--- Begin ---

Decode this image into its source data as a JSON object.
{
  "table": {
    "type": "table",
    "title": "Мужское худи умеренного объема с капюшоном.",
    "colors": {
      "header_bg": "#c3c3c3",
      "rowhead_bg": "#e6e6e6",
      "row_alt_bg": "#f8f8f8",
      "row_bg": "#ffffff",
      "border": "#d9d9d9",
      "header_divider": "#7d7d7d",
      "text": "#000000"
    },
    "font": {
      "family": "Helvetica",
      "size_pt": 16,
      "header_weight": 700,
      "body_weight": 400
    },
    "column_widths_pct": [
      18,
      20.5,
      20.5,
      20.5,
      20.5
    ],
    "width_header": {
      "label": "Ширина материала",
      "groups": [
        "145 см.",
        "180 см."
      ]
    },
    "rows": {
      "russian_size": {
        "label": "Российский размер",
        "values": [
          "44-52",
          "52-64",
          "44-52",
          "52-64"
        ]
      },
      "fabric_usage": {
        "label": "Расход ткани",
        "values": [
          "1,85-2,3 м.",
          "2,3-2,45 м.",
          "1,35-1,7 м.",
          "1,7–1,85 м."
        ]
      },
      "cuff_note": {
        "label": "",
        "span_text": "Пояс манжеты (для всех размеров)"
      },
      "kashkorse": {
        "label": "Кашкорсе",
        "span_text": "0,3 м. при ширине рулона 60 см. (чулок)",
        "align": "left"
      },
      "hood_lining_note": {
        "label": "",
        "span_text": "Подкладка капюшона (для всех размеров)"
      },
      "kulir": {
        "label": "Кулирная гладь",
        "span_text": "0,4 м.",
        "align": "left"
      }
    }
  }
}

--- End ---

DIRECTIONS FOR THIS TASK: Repeat all entries. Match them exactly.

FINISHED TASK:
Decode this image into its source data as a JSON object.
{
  "table": {
    "type": "table",
    "title": "Мужское худи умеренного объема с капюшоном.",
    "colors": {
      "header_bg": "#c3c3c3",
      "rowhead_bg": "#e6e6e6",
      "row_alt_bg": "#f8f8f8",
      "row_bg": "#ffffff",
      "border": "#d9d9d9",
      "header_divider": "#7d7d7d",
      "text": "#000000"
    },
    "font": {
      "family": "Helvetica",
      "size_pt": 16,
      "header_weight": 700,
      "body_weight": 400
    },
    "column_widths_pct": [
      18,
      20.5,
      20.5,
      20.5,
      20.5
    ],
    "width_header": {
      "label": "Ширина материала",
      "groups": [
        "145 см.",
        "180 см."
      ]
    },
    "rows": {
      "russian_size": {
        "label": "Российский размер",
        "values": [
          "44-52",
          "52-64",
          "44-52",
          "52-64"
        ]
      },
      "fabric_usage": {
        "label": "Расход ткани",
        "values": [
          "1,85-2,3 м.",
          "2,3-2,45 м.",
          "1,35-1,7 м.",
          "1,7–1,85 м."
        ]
      },
      "cuff_note": {
        "label": "",
        "span_text": "Пояс манжеты (для всех размеров)"
      },
      "kashkorse": {
        "label": "Кашкорсе",
        "span_text": "0,3 м. при ширине рулона 60 см. (чулок)",
        "align": "left"
      },
      "hood_lining_note": {
        "label": "",
        "span_text": "Подкладка капюшона (для всех размеров)"
      },
      "kulir": {
        "label": "Кулирная гладь",
        "span_text": "0,4 м.",
        "align": "left"
      }
    }
  }
}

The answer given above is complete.